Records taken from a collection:
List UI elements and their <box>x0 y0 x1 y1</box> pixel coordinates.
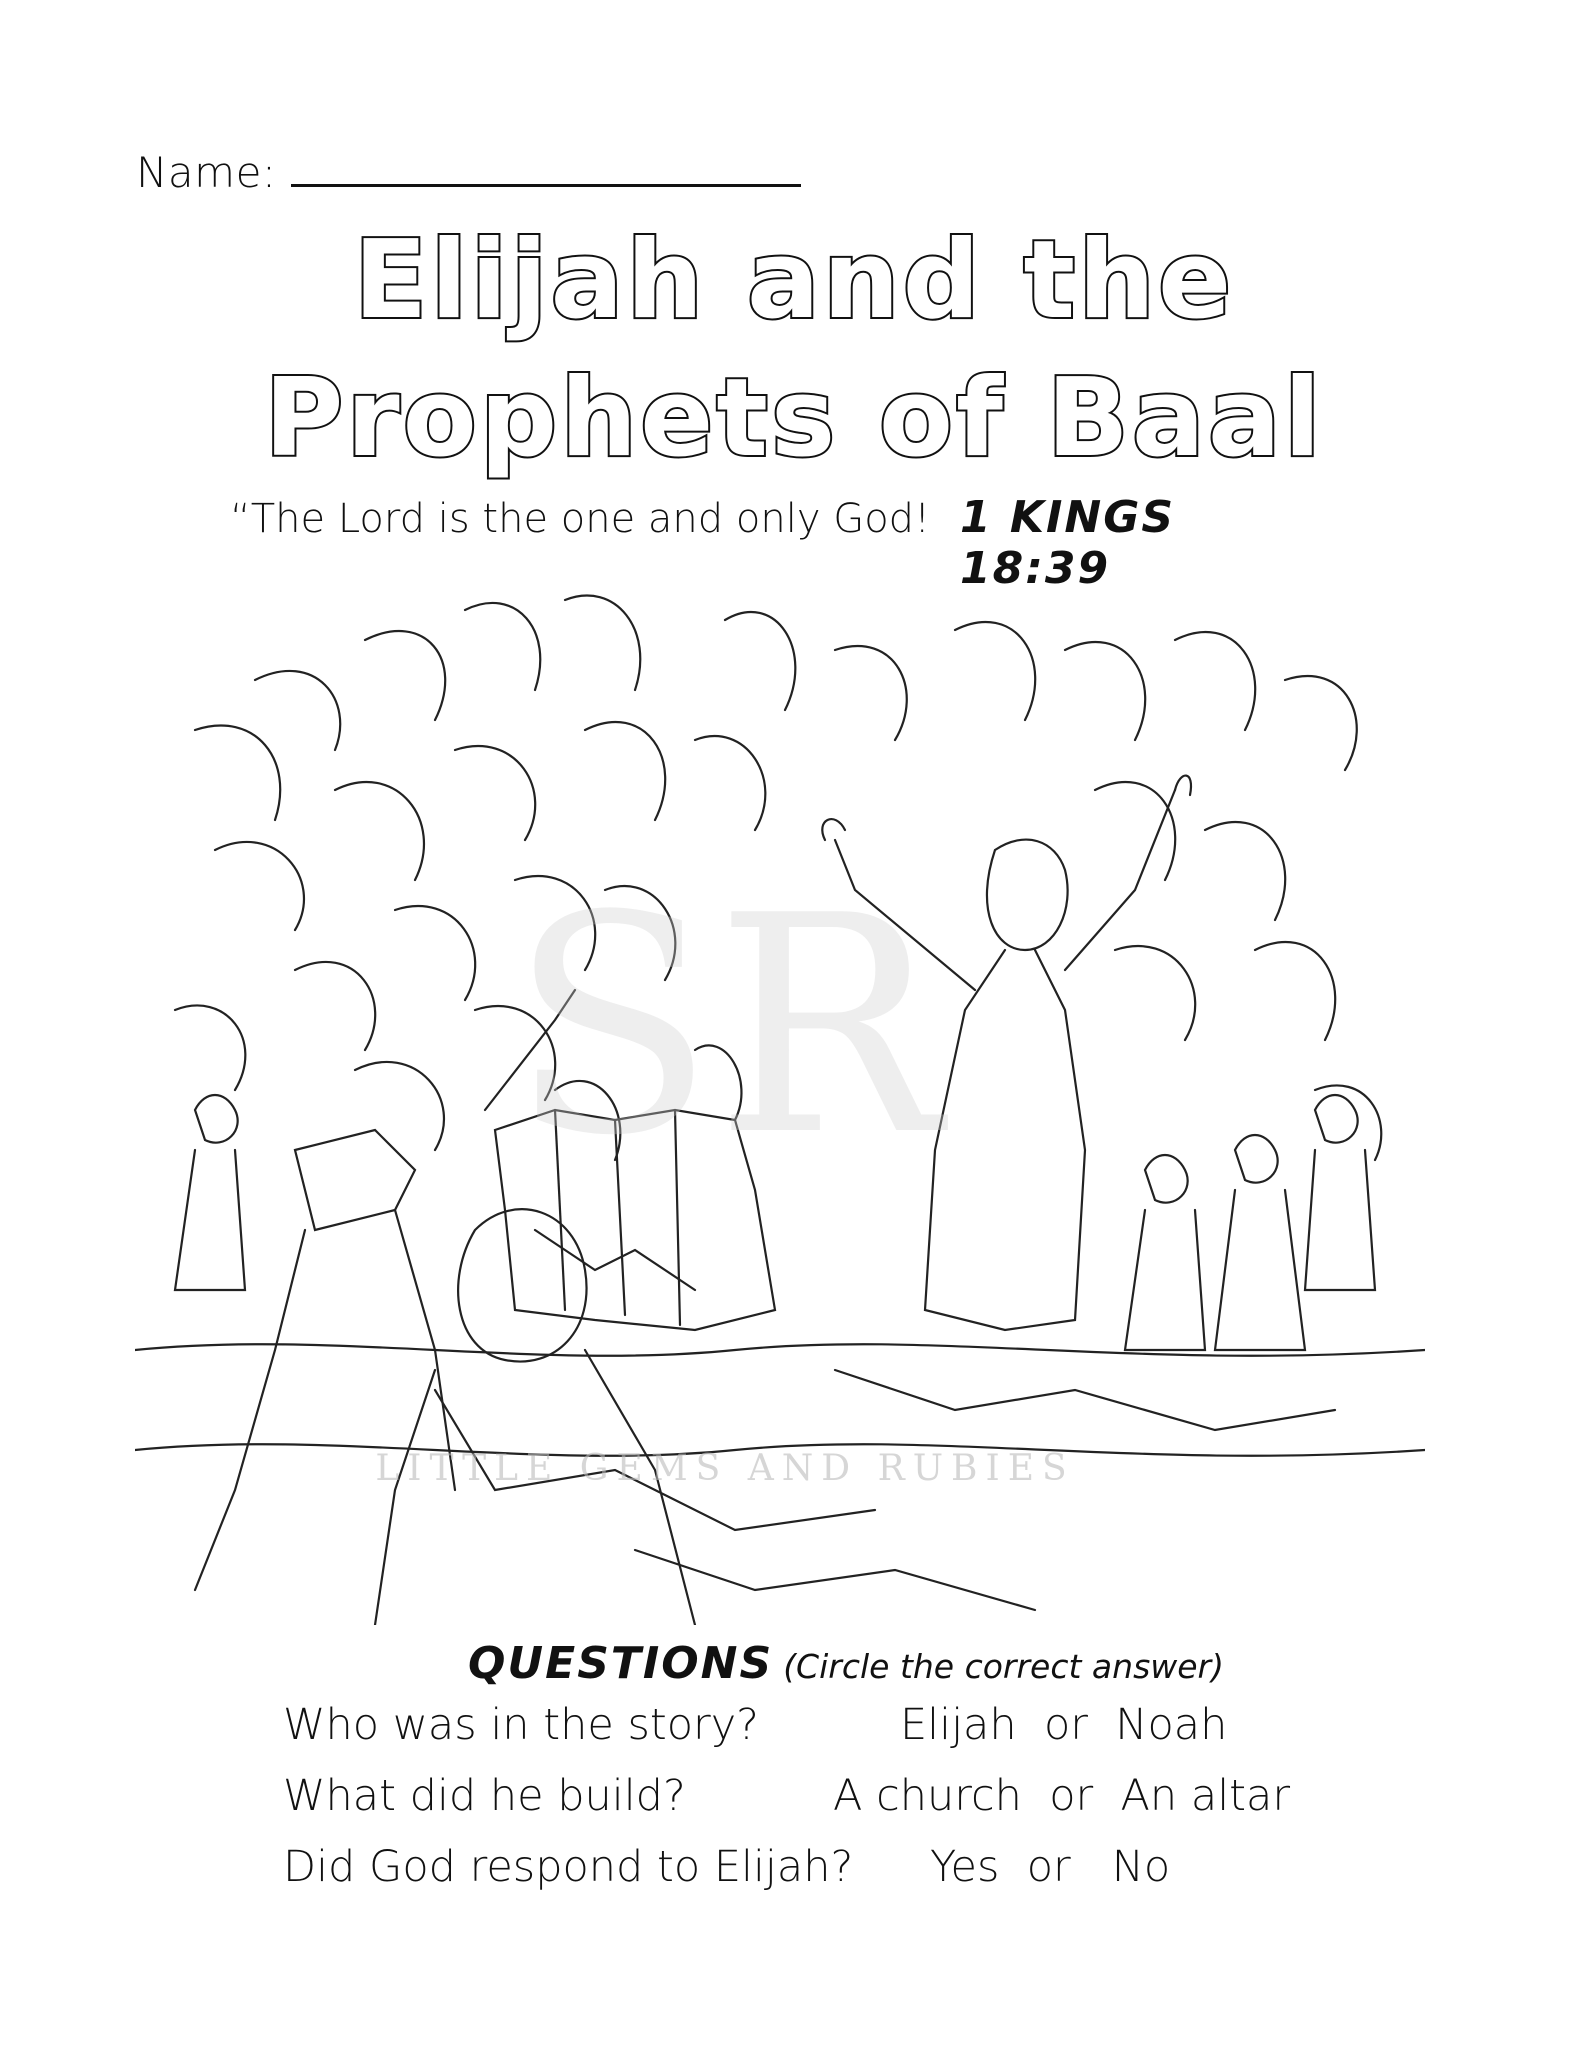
questions-heading <box>468 1638 1224 1689</box>
title-line-2: Prophets of Baal <box>264 356 1324 481</box>
title-line-1: Elijah and the <box>353 218 1235 343</box>
question-3: Did God respond to Elijah? <box>283 1842 854 1892</box>
name-field[interactable] <box>291 184 801 187</box>
answer-2[interactable]: A church or An altar <box>833 1771 1291 1821</box>
elijah-altar-fire-illustration <box>135 590 1425 1625</box>
watermark-monogram: SR <box>509 852 941 1201</box>
verse-row <box>230 492 1330 594</box>
name-row <box>136 148 801 197</box>
question-1: Who was in the story? <box>283 1700 759 1750</box>
watermark-text: LITTLE GEMS AND RUBIES <box>375 1448 1075 1489</box>
questions-title: QUESTIONS <box>468 1638 774 1689</box>
illustration-svg <box>135 590 1425 1625</box>
name-label: Name: <box>136 148 277 197</box>
answer-3[interactable]: Yes or No <box>930 1842 1171 1892</box>
verse-text: “The Lord is the one and only God! <box>230 496 931 542</box>
answer-1[interactable]: Elijah or Noah <box>900 1700 1228 1750</box>
verse-reference: 1 KINGS 18:39 <box>960 492 1176 594</box>
questions-instruction: (Circle the correct answer) <box>783 1647 1224 1686</box>
question-2: What did he build? <box>283 1771 686 1821</box>
page-title <box>0 212 1588 488</box>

### SHORT TASK:
Rewrite the data above with every "Noah" changed to "Moses", keeping everything else as it is and leaving out the pictures.

### TASK OUTPUT:
List UI elements and their <box>x0 y0 x1 y1</box> pixel coordinates.
questions-heading <box>468 1638 1224 1689</box>
title-line-2: Prophets of Baal <box>264 356 1324 481</box>
title-line-1: Elijah and the <box>353 218 1235 343</box>
question-3: Did God respond to Elijah? <box>283 1842 854 1892</box>
name-field[interactable] <box>291 184 801 187</box>
answer-2[interactable]: A church or An altar <box>833 1771 1291 1821</box>
elijah-altar-fire-illustration <box>135 590 1425 1625</box>
watermark-monogram: SR <box>509 852 941 1201</box>
verse-row <box>230 492 1330 594</box>
name-row <box>136 148 801 197</box>
question-1: Who was in the story? <box>283 1700 759 1750</box>
watermark-text: LITTLE GEMS AND RUBIES <box>375 1448 1075 1489</box>
questions-title: QUESTIONS <box>468 1638 774 1689</box>
illustration-svg <box>135 590 1425 1625</box>
name-label: Name: <box>136 148 277 197</box>
answer-3[interactable]: Yes or No <box>930 1842 1171 1892</box>
verse-text: “The Lord is the one and only God! <box>230 496 931 542</box>
answer-1[interactable]: Elijah or Moses <box>900 1700 1228 1750</box>
verse-reference: 1 KINGS 18:39 <box>960 492 1176 594</box>
questions-instruction: (Circle the correct answer) <box>783 1647 1224 1686</box>
question-2: What did he build? <box>283 1771 686 1821</box>
page-title <box>0 212 1588 488</box>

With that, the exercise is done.